◆ **DATA ROWS**
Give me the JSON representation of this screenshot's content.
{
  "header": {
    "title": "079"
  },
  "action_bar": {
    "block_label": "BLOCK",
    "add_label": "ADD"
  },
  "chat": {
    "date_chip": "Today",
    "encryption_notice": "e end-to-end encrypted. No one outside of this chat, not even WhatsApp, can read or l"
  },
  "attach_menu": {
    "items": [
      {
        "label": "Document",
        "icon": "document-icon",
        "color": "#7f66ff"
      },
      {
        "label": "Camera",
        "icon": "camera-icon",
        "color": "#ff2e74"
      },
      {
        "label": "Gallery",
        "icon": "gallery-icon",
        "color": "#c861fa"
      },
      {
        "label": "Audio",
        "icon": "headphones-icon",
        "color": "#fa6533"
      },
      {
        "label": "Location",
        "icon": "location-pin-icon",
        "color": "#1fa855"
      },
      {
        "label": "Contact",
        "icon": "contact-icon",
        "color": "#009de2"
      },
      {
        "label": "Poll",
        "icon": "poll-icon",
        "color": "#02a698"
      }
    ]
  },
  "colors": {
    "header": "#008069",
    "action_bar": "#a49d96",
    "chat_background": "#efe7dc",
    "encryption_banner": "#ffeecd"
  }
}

◆ **WHAT TO PRODUCE**
Return the material exactly as it stands.

◆ **RESULT OF THE EXERCISE**
Give me the JSON representation of this screenshot's content.
{
  "header": {
    "title": "079"
  },
  "action_bar": {
    "block_label": "BLOCK",
    "add_label": "ADD"
  },
  "chat": {
    "date_chip": "Today",
    "encryption_notice": "e end-to-end encrypted. No one outside of this chat, not even WhatsApp, can read or l"
  },
  "attach_menu": {
    "items": [
      {
        "label": "Document",
        "icon": "document-icon",
        "color": "#7f66ff"
      },
      {
        "label": "Camera",
        "icon": "camera-icon",
        "color": "#ff2e74"
      },
      {
        "label": "Gallery",
        "icon": "gallery-icon",
        "color": "#c861fa"
      },
      {
        "label": "Audio",
        "icon": "headphones-icon",
        "color": "#fa6533"
      },
      {
        "label": "Location",
        "icon": "location-pin-icon",
        "color": "#1fa855"
      },
      {
        "label": "Contact",
        "icon": "contact-icon",
        "color": "#009de2"
      },
      {
        "label": "Poll",
        "icon": "poll-icon",
        "color": "#02a698"
      }
    ]
  },
  "colors": {
    "header": "#008069",
    "action_bar": "#a49d96",
    "chat_background": "#efe7dc",
    "encryption_banner": "#ffeecd"
  }
}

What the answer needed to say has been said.